→ Task to carry out:
From the entries that follow, list every line in which the string "социальных" appears.

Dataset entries

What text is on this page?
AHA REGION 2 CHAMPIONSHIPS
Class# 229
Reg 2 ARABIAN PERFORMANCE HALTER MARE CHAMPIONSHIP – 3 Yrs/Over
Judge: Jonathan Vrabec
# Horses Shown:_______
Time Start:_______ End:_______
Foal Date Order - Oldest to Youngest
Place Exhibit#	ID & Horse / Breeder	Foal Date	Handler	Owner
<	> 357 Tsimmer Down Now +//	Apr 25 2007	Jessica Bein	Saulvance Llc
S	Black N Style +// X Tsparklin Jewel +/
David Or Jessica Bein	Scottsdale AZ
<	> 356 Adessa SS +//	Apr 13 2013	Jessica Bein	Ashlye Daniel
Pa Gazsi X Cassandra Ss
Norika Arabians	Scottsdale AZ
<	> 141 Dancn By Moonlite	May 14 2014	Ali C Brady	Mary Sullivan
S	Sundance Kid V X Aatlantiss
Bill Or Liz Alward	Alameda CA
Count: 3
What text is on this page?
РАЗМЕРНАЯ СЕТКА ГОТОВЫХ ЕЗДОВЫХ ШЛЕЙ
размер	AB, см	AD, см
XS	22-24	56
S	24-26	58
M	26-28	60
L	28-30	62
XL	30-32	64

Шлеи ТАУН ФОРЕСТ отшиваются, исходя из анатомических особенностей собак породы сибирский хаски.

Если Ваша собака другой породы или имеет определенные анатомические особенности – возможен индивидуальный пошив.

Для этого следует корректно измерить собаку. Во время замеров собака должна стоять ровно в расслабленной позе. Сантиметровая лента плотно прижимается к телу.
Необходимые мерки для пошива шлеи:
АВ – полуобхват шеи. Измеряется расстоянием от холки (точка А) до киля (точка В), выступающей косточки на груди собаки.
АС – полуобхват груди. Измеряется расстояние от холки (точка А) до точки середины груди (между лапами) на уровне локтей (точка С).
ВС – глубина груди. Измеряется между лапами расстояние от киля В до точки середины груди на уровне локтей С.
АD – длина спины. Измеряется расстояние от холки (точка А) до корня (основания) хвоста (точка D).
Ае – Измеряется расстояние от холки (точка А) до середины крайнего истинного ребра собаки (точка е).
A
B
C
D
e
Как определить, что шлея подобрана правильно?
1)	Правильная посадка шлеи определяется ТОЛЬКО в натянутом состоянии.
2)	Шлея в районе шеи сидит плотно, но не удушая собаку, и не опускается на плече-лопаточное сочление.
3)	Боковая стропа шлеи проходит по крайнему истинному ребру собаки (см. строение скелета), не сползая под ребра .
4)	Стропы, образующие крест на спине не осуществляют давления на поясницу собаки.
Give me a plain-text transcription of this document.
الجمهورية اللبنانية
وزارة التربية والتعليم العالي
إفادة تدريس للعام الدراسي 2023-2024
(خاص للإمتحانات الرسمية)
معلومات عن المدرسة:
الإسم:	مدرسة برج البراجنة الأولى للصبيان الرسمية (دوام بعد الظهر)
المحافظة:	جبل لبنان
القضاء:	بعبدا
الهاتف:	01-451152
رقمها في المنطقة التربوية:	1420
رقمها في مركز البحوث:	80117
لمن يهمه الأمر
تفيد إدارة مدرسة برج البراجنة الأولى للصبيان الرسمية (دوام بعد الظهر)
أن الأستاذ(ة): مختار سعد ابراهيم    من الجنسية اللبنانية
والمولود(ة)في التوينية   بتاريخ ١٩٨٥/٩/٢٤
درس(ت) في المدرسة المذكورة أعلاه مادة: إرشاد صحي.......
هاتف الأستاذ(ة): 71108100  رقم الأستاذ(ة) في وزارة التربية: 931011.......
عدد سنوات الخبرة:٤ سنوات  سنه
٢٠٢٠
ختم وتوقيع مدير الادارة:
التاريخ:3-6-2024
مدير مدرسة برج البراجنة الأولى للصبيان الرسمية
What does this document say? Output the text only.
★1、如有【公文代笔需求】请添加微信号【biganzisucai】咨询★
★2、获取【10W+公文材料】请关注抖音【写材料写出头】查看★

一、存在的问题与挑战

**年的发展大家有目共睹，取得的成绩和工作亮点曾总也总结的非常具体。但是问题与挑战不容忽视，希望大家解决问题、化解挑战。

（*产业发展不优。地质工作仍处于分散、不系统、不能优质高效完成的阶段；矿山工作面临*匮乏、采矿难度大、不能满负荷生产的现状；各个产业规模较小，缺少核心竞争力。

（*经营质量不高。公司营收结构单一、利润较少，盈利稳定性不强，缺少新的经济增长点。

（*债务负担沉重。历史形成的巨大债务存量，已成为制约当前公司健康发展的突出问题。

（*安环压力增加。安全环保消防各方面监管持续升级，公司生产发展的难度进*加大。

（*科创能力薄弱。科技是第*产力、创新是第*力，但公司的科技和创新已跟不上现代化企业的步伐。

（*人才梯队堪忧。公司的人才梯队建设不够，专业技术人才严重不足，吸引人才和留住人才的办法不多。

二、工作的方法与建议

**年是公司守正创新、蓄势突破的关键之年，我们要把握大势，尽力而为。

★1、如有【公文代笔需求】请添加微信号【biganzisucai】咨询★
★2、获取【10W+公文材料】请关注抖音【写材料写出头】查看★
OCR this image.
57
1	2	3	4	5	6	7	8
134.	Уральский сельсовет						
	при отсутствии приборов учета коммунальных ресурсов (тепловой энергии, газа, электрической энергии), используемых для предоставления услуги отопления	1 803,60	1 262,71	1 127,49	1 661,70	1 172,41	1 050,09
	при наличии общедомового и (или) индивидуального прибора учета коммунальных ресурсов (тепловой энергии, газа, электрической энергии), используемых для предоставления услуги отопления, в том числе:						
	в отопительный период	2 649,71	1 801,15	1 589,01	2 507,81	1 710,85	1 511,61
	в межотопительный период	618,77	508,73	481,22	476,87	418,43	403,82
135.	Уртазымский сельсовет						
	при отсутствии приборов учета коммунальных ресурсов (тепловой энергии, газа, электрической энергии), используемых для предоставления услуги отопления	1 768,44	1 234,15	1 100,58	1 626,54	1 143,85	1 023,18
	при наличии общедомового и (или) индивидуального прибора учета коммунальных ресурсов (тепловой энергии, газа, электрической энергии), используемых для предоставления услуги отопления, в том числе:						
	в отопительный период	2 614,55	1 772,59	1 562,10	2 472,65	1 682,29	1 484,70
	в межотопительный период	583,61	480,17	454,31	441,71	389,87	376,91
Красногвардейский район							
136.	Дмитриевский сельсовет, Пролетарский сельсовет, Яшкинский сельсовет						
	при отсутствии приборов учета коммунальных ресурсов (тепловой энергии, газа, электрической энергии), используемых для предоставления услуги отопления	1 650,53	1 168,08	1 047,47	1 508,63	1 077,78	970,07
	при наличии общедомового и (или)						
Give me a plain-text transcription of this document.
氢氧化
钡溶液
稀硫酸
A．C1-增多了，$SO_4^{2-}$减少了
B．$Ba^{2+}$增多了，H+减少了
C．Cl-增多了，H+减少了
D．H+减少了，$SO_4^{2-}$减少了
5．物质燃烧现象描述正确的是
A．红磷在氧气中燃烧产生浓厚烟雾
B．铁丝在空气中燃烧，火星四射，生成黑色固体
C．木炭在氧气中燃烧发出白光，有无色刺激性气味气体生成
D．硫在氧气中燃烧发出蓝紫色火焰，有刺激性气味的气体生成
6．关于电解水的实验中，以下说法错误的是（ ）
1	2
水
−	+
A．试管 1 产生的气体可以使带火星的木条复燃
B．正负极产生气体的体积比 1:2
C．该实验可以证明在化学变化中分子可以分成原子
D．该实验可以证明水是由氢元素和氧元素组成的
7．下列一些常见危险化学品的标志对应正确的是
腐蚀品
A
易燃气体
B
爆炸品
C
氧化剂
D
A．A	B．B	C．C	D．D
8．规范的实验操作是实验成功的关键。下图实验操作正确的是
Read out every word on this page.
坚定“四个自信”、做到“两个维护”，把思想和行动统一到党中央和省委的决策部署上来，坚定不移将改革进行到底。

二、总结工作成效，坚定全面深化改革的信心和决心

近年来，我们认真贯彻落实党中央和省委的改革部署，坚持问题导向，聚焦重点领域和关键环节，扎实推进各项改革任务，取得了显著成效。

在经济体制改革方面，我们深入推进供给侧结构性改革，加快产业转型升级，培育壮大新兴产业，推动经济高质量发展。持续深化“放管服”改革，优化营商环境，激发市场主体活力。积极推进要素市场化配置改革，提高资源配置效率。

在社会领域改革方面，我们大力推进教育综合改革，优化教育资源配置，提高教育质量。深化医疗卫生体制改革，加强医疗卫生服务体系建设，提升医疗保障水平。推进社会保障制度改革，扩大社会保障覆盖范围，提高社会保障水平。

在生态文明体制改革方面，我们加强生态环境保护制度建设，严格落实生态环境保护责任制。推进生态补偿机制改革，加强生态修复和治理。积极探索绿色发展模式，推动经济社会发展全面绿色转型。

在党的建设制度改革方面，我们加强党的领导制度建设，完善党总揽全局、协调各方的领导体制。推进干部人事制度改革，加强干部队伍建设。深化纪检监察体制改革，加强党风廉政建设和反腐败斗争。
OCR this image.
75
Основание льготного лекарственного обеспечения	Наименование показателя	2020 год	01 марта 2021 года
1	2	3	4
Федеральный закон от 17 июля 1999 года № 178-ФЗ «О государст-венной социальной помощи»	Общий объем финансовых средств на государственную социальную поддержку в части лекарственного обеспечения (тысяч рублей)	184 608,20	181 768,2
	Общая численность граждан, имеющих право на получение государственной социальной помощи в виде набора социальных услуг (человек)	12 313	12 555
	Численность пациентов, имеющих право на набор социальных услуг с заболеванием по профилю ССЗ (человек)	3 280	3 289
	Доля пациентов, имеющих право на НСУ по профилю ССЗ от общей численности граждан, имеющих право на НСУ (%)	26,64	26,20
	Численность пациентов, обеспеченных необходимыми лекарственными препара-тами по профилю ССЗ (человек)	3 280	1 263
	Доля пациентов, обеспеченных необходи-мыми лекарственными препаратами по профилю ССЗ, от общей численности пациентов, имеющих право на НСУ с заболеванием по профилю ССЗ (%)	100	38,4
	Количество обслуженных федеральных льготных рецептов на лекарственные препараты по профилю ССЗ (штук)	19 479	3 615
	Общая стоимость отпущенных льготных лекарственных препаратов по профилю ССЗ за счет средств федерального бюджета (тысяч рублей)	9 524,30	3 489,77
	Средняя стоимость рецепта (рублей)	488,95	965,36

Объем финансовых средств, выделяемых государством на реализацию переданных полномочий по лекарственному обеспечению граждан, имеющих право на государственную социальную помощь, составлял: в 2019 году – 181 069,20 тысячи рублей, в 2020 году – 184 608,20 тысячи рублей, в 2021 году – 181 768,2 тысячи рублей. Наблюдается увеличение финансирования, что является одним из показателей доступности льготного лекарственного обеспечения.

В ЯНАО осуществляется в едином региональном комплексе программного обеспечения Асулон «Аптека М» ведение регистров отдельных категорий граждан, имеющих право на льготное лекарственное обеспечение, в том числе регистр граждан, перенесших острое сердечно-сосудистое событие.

→ Answer for the task:
	Общая численность граждан, имеющих право на получение государственной социальной помощи в виде набора социальных услуг (человек)	12 313	12 555
	Численность пациентов, имеющих право на набор социальных услуг с заболеванием по профилю ССЗ (человек)	3 280	3 289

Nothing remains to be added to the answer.